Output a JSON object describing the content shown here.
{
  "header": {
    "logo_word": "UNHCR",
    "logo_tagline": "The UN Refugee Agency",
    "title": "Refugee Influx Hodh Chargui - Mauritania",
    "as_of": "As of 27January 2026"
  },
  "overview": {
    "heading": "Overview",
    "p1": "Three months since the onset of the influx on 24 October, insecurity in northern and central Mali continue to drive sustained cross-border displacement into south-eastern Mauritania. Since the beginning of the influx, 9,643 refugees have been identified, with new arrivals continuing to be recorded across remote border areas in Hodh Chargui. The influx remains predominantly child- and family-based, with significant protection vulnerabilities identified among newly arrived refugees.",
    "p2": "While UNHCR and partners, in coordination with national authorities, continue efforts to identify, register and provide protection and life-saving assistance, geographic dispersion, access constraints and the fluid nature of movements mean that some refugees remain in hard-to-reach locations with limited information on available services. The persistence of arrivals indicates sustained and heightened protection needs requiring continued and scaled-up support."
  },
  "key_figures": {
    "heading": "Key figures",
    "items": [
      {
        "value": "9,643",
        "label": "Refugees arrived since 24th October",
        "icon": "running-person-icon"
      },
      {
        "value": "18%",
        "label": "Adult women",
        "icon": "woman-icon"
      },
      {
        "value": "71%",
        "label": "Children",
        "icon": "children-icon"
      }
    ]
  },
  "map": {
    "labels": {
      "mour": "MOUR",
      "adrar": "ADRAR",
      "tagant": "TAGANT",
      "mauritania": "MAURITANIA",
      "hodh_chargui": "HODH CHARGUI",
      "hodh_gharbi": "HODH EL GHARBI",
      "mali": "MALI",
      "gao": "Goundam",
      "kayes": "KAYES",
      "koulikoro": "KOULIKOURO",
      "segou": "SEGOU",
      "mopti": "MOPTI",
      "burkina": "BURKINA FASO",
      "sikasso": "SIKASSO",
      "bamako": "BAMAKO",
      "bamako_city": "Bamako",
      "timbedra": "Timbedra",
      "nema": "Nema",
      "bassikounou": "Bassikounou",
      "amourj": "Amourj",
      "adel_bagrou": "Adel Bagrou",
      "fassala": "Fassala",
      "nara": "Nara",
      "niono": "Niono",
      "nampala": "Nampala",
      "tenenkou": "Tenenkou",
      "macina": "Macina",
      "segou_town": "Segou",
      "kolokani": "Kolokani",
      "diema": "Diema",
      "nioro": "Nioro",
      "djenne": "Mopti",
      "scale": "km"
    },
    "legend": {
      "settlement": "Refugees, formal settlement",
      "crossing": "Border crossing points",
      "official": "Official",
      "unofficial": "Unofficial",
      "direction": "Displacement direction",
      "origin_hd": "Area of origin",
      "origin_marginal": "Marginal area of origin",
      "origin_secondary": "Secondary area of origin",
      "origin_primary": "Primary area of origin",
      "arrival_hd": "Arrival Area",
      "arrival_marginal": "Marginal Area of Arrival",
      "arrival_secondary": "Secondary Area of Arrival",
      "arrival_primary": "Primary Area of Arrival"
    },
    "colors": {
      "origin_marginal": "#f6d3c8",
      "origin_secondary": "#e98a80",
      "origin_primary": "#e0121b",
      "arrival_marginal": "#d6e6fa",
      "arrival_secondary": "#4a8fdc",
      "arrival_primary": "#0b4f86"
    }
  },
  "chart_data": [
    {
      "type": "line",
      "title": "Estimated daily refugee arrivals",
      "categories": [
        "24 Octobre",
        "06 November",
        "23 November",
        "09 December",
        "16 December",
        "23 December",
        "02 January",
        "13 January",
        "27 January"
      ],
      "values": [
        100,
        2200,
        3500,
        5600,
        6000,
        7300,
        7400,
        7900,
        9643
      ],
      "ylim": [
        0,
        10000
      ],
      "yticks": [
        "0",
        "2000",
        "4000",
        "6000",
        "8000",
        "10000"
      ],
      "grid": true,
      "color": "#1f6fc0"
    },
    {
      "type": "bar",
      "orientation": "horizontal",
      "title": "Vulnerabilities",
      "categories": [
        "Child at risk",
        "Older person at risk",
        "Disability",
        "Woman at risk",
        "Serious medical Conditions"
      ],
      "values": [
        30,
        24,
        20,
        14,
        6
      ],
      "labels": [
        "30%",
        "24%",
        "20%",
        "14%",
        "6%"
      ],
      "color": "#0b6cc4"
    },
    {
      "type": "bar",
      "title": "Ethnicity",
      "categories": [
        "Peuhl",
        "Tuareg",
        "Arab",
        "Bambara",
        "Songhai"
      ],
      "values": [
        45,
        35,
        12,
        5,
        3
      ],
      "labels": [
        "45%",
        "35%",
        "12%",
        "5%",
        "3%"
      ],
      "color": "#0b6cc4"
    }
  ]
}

_ _ _

Exercise details:
Return the whole listing exactly.

Expected answer:
Output a JSON object describing the content shown here.
{
  "header": {
    "logo_word": "UNHCR",
    "logo_tagline": "The UN Refugee Agency",
    "title": "Refugee Influx Hodh Chargui - Mauritania",
    "as_of": "As of 27January 2026"
  },
  "overview": {
    "heading": "Overview",
    "p1": "Three months since the onset of the influx on 24 October, insecurity in northern and central Mali continue to drive sustained cross-border displacement into south-eastern Mauritania. Since the beginning of the influx, 9,643 refugees have been identified, with new arrivals continuing to be recorded across remote border areas in Hodh Chargui. The influx remains predominantly child- and family-based, with significant protection vulnerabilities identified among newly arrived refugees.",
    "p2": "While UNHCR and partners, in coordination with national authorities, continue efforts to identify, register and provide protection and life-saving assistance, geographic dispersion, access constraints and the fluid nature of movements mean that some refugees remain in hard-to-reach locations with limited information on available services. The persistence of arrivals indicates sustained and heightened protection needs requiring continued and scaled-up support."
  },
  "key_figures": {
    "heading": "Key figures",
    "items": [
      {
        "value": "9,643",
        "label": "Refugees arrived since 24th October",
        "icon": "running-person-icon"
      },
      {
        "value": "18%",
        "label": "Adult women",
        "icon": "woman-icon"
      },
      {
        "value": "71%",
        "label": "Children",
        "icon": "children-icon"
      }
    ]
  },
  "map": {
    "labels": {
      "mour": "MOUR",
      "adrar": "ADRAR",
      "tagant": "TAGANT",
      "mauritania": "MAURITANIA",
      "hodh_chargui": "HODH CHARGUI",
      "hodh_gharbi": "HODH EL GHARBI",
      "mali": "MALI",
      "gao": "Goundam",
      "kayes": "KAYES",
      "koulikoro": "KOULIKOURO",
      "segou": "SEGOU",
      "mopti": "MOPTI",
      "burkina": "BURKINA FASO",
      "sikasso": "SIKASSO",
      "bamako": "BAMAKO",
      "bamako_city": "Bamako",
      "timbedra": "Timbedra",
      "nema": "Nema",
      "bassikounou": "Bassikounou",
      "amourj": "Amourj",
      "adel_bagrou": "Adel Bagrou",
      "fassala": "Fassala",
      "nara": "Nara",
      "niono": "Niono",
      "nampala": "Nampala",
      "tenenkou": "Tenenkou",
      "macina": "Macina",
      "segou_town": "Segou",
      "kolokani": "Kolokani",
      "diema": "Diema",
      "nioro": "Nioro",
      "djenne": "Mopti",
      "scale": "km"
    },
    "legend": {
      "settlement": "Refugees, formal settlement",
      "crossing": "Border crossing points",
      "official": "Official",
      "unofficial": "Unofficial",
      "direction": "Displacement direction",
      "origin_hd": "Area of origin",
      "origin_marginal": "Marginal area of origin",
      "origin_secondary": "Secondary area of origin",
      "origin_primary": "Primary area of origin",
      "arrival_hd": "Arrival Area",
      "arrival_marginal": "Marginal Area of Arrival",
      "arrival_secondary": "Secondary Area of Arrival",
      "arrival_primary": "Primary Area of Arrival"
    },
    "colors": {
      "origin_marginal": "#f6d3c8",
      "origin_secondary": "#e98a80",
      "origin_primary": "#e0121b",
      "arrival_marginal": "#d6e6fa",
      "arrival_secondary": "#4a8fdc",
      "arrival_primary": "#0b4f86"
    }
  },
  "chart_data": [
    {
      "type": "line",
      "title": "Estimated daily refugee arrivals",
      "categories": [
        "24 Octobre",
        "06 November",
        "23 November",
        "09 December",
        "16 December",
        "23 December",
        "02 January",
        "13 January",
        "27 January"
      ],
      "values": [
        100,
        2200,
        3500,
        5600,
        6000,
        7300,
        7400,
        7900,
        9643
      ],
      "ylim": [
        0,
        10000
      ],
      "yticks": [
        "0",
        "2000",
        "4000",
        "6000",
        "8000",
        "10000"
      ],
      "grid": true,
      "color": "#1f6fc0"
    },
    {
      "type": "bar",
      "orientation": "horizontal",
      "title": "Vulnerabilities",
      "categories": [
        "Child at risk",
        "Older person at risk",
        "Disability",
        "Woman at risk",
        "Serious medical Conditions"
      ],
      "values": [
        30,
        24,
        20,
        14,
        6
      ],
      "labels": [
        "30%",
        "24%",
        "20%",
        "14%",
        "6%"
      ],
      "color": "#0b6cc4"
    },
    {
      "type": "bar",
      "title": "Ethnicity",
      "categories": [
        "Peuhl",
        "Tuareg",
        "Arab",
        "Bambara",
        "Songhai"
      ],
      "values": [
        45,
        35,
        12,
        5,
        3
      ],
      "labels": [
        "45%",
        "35%",
        "12%",
        "5%",
        "3%"
      ],
      "color": "#0b6cc4"
    }
  ]
}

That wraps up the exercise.